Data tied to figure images
----------------------------------------

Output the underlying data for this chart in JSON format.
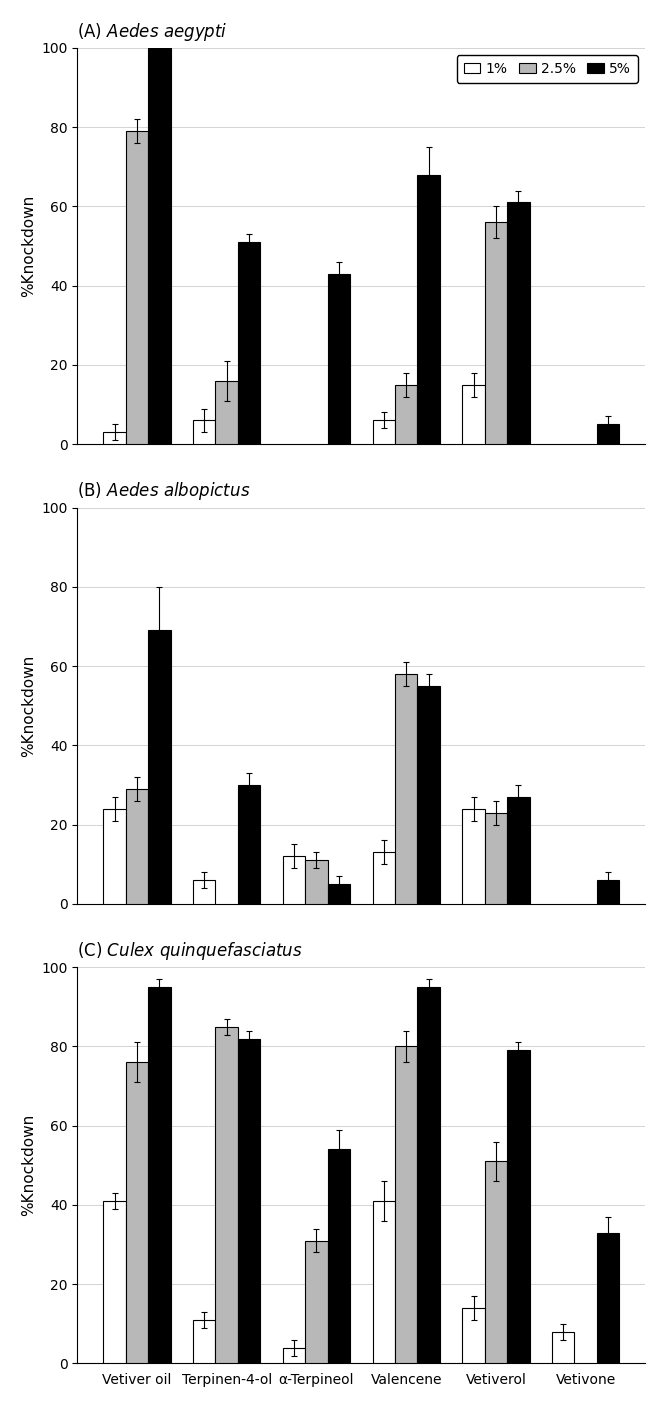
{
  "categories": [
    "Vetiver oil",
    "Terpinen-4-ol",
    "α-Terpineol",
    "Valencene",
    "Vetiverol",
    "Vetivone"
  ],
  "panel_title_italics": [
    "Aedes aegypti",
    "Aedes albopictus",
    "Culex quinquefasciatus"
  ],
  "panel_title_prefix": [
    "(A) ",
    "(B) ",
    "(C) "
  ],
  "ylabel": "%Knockdown",
  "ylim": [
    0,
    100
  ],
  "yticks": [
    0,
    20,
    40,
    60,
    80,
    100
  ],
  "colors": [
    "#ffffff",
    "#b8b8b8",
    "#000000"
  ],
  "edgecolor": "#000000",
  "legend_labels": [
    "1%",
    "2.5%",
    "5%"
  ],
  "bar_width": 0.25,
  "data": [
    {
      "values_1pct": [
        3,
        6,
        0,
        6,
        15,
        0
      ],
      "values_2pct": [
        79,
        16,
        0,
        15,
        56,
        0
      ],
      "values_5pct": [
        100,
        51,
        43,
        68,
        61,
        5
      ],
      "err_1pct": [
        2,
        3,
        0,
        2,
        3,
        0
      ],
      "err_2pct": [
        3,
        5,
        0,
        3,
        4,
        0
      ],
      "err_5pct": [
        0,
        2,
        3,
        7,
        3,
        2
      ]
    },
    {
      "values_1pct": [
        24,
        6,
        12,
        13,
        24,
        0
      ],
      "values_2pct": [
        29,
        0,
        11,
        58,
        23,
        0
      ],
      "values_5pct": [
        69,
        30,
        5,
        55,
        27,
        6
      ],
      "err_1pct": [
        3,
        2,
        3,
        3,
        3,
        0
      ],
      "err_2pct": [
        3,
        0,
        2,
        3,
        3,
        0
      ],
      "err_5pct": [
        11,
        3,
        2,
        3,
        3,
        2
      ]
    },
    {
      "values_1pct": [
        41,
        11,
        4,
        41,
        14,
        8
      ],
      "values_2pct": [
        76,
        85,
        31,
        80,
        51,
        0
      ],
      "values_5pct": [
        95,
        82,
        54,
        95,
        79,
        33
      ],
      "err_1pct": [
        2,
        2,
        2,
        5,
        3,
        2
      ],
      "err_2pct": [
        5,
        2,
        3,
        4,
        5,
        0
      ],
      "err_5pct": [
        2,
        2,
        5,
        2,
        2,
        4
      ]
    }
  ]
}
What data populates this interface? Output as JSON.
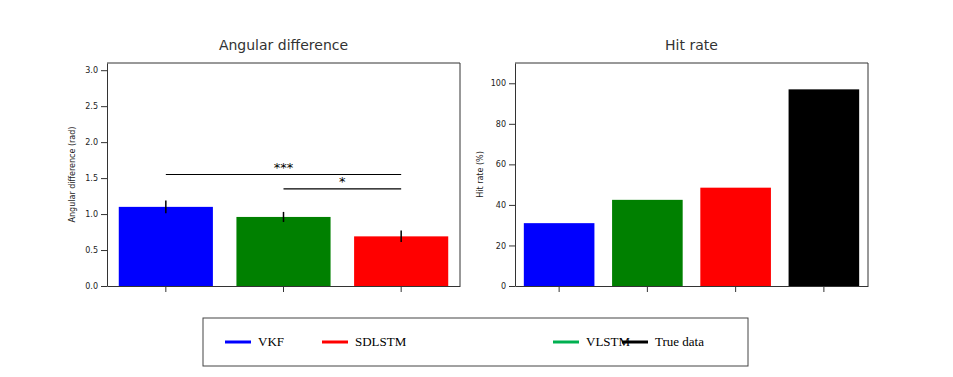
{
  "chart_data": [
    {
      "type": "bar",
      "title": "Angular difference",
      "ylabel": "Angular difference (rad)",
      "categories": [
        null,
        null,
        null
      ],
      "values": [
        1.1,
        0.96,
        0.69
      ],
      "errors": [
        0.09,
        0.07,
        0.08
      ],
      "colors": [
        "#0000ff",
        "#008000",
        "#ff0000"
      ],
      "ylim": [
        0,
        3.1
      ],
      "yticks": [
        {
          "value": 0,
          "label": "0.0"
        },
        0.5,
        {
          "value": 1,
          "label": "1.0"
        },
        1.5,
        {
          "value": 2,
          "label": "2.0"
        },
        2.5,
        {
          "value": 3,
          "label": "3.0"
        }
      ],
      "significance": [
        {
          "label": "***",
          "from": 0,
          "to": 2,
          "y": 1.55
        },
        {
          "label": "*",
          "from": 1,
          "to": 2,
          "y": 1.35
        }
      ]
    },
    {
      "type": "bar",
      "title": "Hit rate",
      "ylabel": "Hit rate (%)",
      "categories": [
        null,
        null,
        null,
        null
      ],
      "values": [
        31,
        42.5,
        48.5,
        97
      ],
      "colors": [
        "#0000ff",
        "#008000",
        "#ff0000",
        "#000000"
      ],
      "ylim": [
        0,
        110
      ],
      "yticks": [
        0,
        20,
        40,
        60,
        80,
        100
      ]
    }
  ],
  "shared_legend": {
    "items": [
      {
        "name": "VKF",
        "color": "#0000ff"
      },
      {
        "name": "SDLSTM",
        "color": "#ff0000"
      },
      {
        "name": "VLSTM",
        "color": "#00b050"
      },
      {
        "name": "True data",
        "color": "#000000"
      }
    ]
  }
}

----------------------------------------

→ **Instructions for the task**: Do not include images; quote all of the entries above exactly.

→ **Exercise result**:
Output the underlying data for this chart in JSON format.
{
  "categories": [
    "Vetiver oil",
    "Terpinen-4-ol",
    "α-Terpineol",
    "Valencene",
    "Vetiverol",
    "Vetivone"
  ],
  "panel_title_italics": [
    "Aedes aegypti",
    "Aedes albopictus",
    "Culex quinquefasciatus"
  ],
  "panel_title_prefix": [
    "(A) ",
    "(B) ",
    "(C) "
  ],
  "ylabel": "%Knockdown",
  "ylim": [
    0,
    100
  ],
  "yticks": [
    0,
    20,
    40,
    60,
    80,
    100
  ],
  "colors": [
    "#ffffff",
    "#b8b8b8",
    "#000000"
  ],
  "edgecolor": "#000000",
  "legend_labels": [
    "1%",
    "2.5%",
    "5%"
  ],
  "bar_width": 0.25,
  "data": [
    {
      "values_1pct": [
        3,
        6,
        0,
        6,
        15,
        0
      ],
      "values_2pct": [
        79,
        16,
        0,
        15,
        56,
        0
      ],
      "values_5pct": [
        100,
        51,
        43,
        68,
        61,
        5
      ],
      "err_1pct": [
        2,
        3,
        0,
        2,
        3,
        0
      ],
      "err_2pct": [
        3,
        5,
        0,
        3,
        4,
        0
      ],
      "err_5pct": [
        0,
        2,
        3,
        7,
        3,
        2
      ]
    },
    {
      "values_1pct": [
        24,
        6,
        12,
        13,
        24,
        0
      ],
      "values_2pct": [
        29,
        0,
        11,
        58,
        23,
        0
      ],
      "values_5pct": [
        69,
        30,
        5,
        55,
        27,
        6
      ],
      "err_1pct": [
        3,
        2,
        3,
        3,
        3,
        0
      ],
      "err_2pct": [
        3,
        0,
        2,
        3,
        3,
        0
      ],
      "err_5pct": [
        11,
        3,
        2,
        3,
        3,
        2
      ]
    },
    {
      "values_1pct": [
        41,
        11,
        4,
        41,
        14,
        8
      ],
      "values_2pct": [
        76,
        85,
        31,
        80,
        51,
        0
      ],
      "values_5pct": [
        95,
        82,
        54,
        95,
        79,
        33
      ],
      "err_1pct": [
        2,
        2,
        2,
        5,
        3,
        2
      ],
      "err_2pct": [
        5,
        2,
        3,
        4,
        5,
        0
      ],
      "err_5pct": [
        2,
        2,
        5,
        2,
        2,
        4
      ]
    }
  ]
}
What data populates this interface? Output as JSON.
{
  "chart_data": [
    {
      "type": "bar",
      "title": "Angular difference",
      "ylabel": "Angular difference (rad)",
      "categories": [
        null,
        null,
        null
      ],
      "values": [
        1.1,
        0.96,
        0.69
      ],
      "errors": [
        0.09,
        0.07,
        0.08
      ],
      "colors": [
        "#0000ff",
        "#008000",
        "#ff0000"
      ],
      "ylim": [
        0,
        3.1
      ],
      "yticks": [
        {
          "value": 0,
          "label": "0.0"
        },
        0.5,
        {
          "value": 1,
          "label": "1.0"
        },
        1.5,
        {
          "value": 2,
          "label": "2.0"
        },
        2.5,
        {
          "value": 3,
          "label": "3.0"
        }
      ],
      "significance": [
        {
          "label": "***",
          "from": 0,
          "to": 2,
          "y": 1.55
        },
        {
          "label": "*",
          "from": 1,
          "to": 2,
          "y": 1.35
        }
      ]
    },
    {
      "type": "bar",
      "title": "Hit rate",
      "ylabel": "Hit rate (%)",
      "categories": [
        null,
        null,
        null,
        null
      ],
      "values": [
        31,
        42.5,
        48.5,
        97
      ],
      "colors": [
        "#0000ff",
        "#008000",
        "#ff0000",
        "#000000"
      ],
      "ylim": [
        0,
        110
      ],
      "yticks": [
        0,
        20,
        40,
        60,
        80,
        100
      ]
    }
  ],
  "shared_legend": {
    "items": [
      {
        "name": "VKF",
        "color": "#0000ff"
      },
      {
        "name": "SDLSTM",
        "color": "#ff0000"
      },
      {
        "name": "VLSTM",
        "color": "#00b050"
      },
      {
        "name": "True data",
        "color": "#000000"
      }
    ]
  }
}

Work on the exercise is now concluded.